» Instructions to follow
Collect each line holding the string "haut".

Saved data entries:

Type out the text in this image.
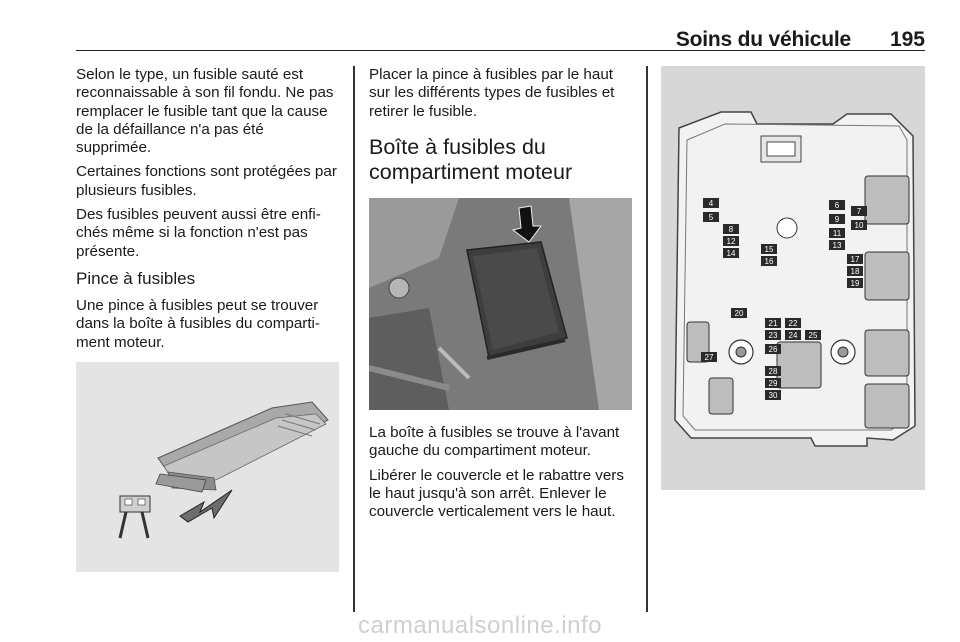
Soins du véhicule 195

Selon le type, un fusible sauté est reconnaissable à son fil fondu. Ne pas remplacer le fusible tant que la cause de la défaillance n'a pas été supprimée.

Certaines fonctions sont protégées par plusieurs fusibles.

Des fusibles peuvent aussi être enfichés même si la fonction n'est pas présente.

Pince à fusibles

Une pince à fusibles peut se trouver dans la boîte à fusibles du compartiment moteur.

Placer la pince à fusibles par le haut sur les différents types de fusibles et retirer le fusible.

Boîte à fusibles du compartiment moteur

La boîte à fusibles se trouve à l'avant gauche du compartiment moteur.

Libérer le couvercle et le rabattre vers le haut jusqu'à son arrêt. Enlever le couvercle verticalement vers le haut.

4
5
6
7
8
9
10
11
12	13
14	15
16	17
18
19
20
21 22
23 24 25
26
27
28
29
30
carmanualsonline.info
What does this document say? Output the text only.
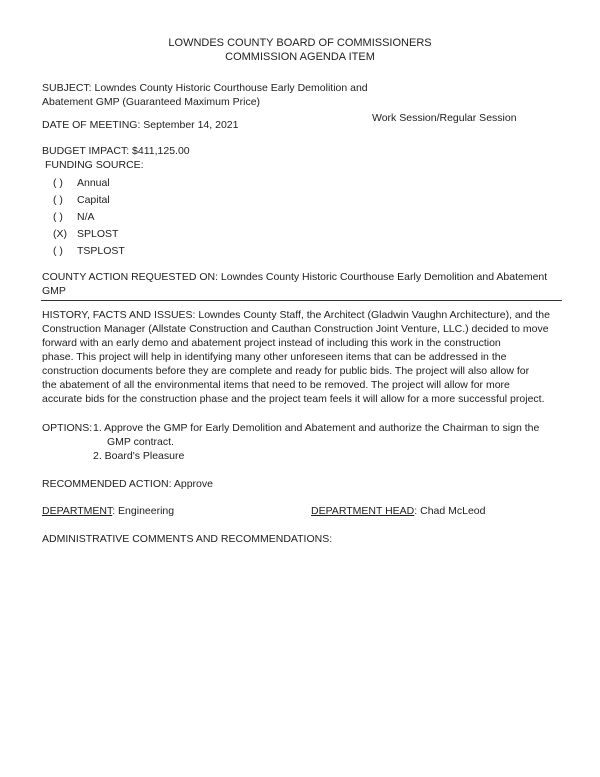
LOWNDES COUNTY BOARD OF COMMISSIONERS
COMMISSION AGENDA ITEM
SUBJECT: Lowndes County Historic Courthouse Early Demolition and
Abatement GMP (Guaranteed Maximum Price)
DATE OF MEETING: September 14, 2021
Work Session/Regular Session
BUDGET IMPACT: $411,125.00
FUNDING SOURCE:
( ) Annual
( ) Capital
( ) N/A
(X) SPLOST
( ) TSPLOST
COUNTY ACTION REQUESTED ON: Lowndes County Historic Courthouse Early Demolition and Abatement
GMP
HISTORY, FACTS AND ISSUES: Lowndes County Staff, the Architect (Gladwin Vaughn Architecture), and the
Construction Manager (Allstate Construction and Cauthan Construction Joint Venture, LLC.) decided to move
forward with an early demo and abatement project instead of including this work in the construction
phase. This project will help in identifying many other unforeseen items that can be addressed in the
construction documents before they are complete and ready for public bids. The project will also allow for
the abatement of all the environmental items that need to be removed. The project will allow for more
accurate bids for the construction phase and the project team feels it will allow for a more successful project.
OPTIONS: 1. Approve the GMP for Early Demolition and Abatement and authorize the Chairman to sign the
GMP contract.
2. Board's Pleasure
RECOMMENDED ACTION: Approve
DEPARTMENT: Engineering	DEPARTMENT HEAD: Chad McLeod
ADMINISTRATIVE COMMENTS AND RECOMMENDATIONS:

» Output of the exercise
Placer la pince à fusibles par le haut sur les différents types de fusibles et retirer le fusible.
Libérer le couvercle et le rabattre vers le haut jusqu'à son arrêt. Enlever le couvercle verticalement vers le haut.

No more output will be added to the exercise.